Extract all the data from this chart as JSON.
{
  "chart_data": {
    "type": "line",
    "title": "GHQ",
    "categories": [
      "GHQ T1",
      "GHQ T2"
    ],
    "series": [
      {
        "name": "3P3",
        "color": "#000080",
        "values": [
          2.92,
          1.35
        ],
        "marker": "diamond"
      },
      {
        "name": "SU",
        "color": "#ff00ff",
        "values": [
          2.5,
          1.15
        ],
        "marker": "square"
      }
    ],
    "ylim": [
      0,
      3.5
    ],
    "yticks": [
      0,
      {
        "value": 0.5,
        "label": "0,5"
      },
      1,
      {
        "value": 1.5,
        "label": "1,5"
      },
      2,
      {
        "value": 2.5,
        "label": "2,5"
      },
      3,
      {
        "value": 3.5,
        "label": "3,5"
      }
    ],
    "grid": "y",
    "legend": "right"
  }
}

-*-*-

# [What you have to do]
Print every entry exactly as written.

# [Reply to the exercise]
Extract all the data from this chart as JSON.
{
  "chart_data": {
    "type": "line",
    "title": "GHQ",
    "categories": [
      "GHQ T1",
      "GHQ T2"
    ],
    "series": [
      {
        "name": "3P3",
        "color": "#000080",
        "values": [
          2.92,
          1.35
        ],
        "marker": "diamond"
      },
      {
        "name": "SU",
        "color": "#ff00ff",
        "values": [
          2.5,
          1.15
        ],
        "marker": "square"
      }
    ],
    "ylim": [
      0,
      3.5
    ],
    "yticks": [
      0,
      {
        "value": 0.5,
        "label": "0,5"
      },
      1,
      {
        "value": 1.5,
        "label": "1,5"
      },
      2,
      {
        "value": 2.5,
        "label": "2,5"
      },
      3,
      {
        "value": 3.5,
        "label": "3,5"
      }
    ],
    "grid": "y",
    "legend": "right"
  }
}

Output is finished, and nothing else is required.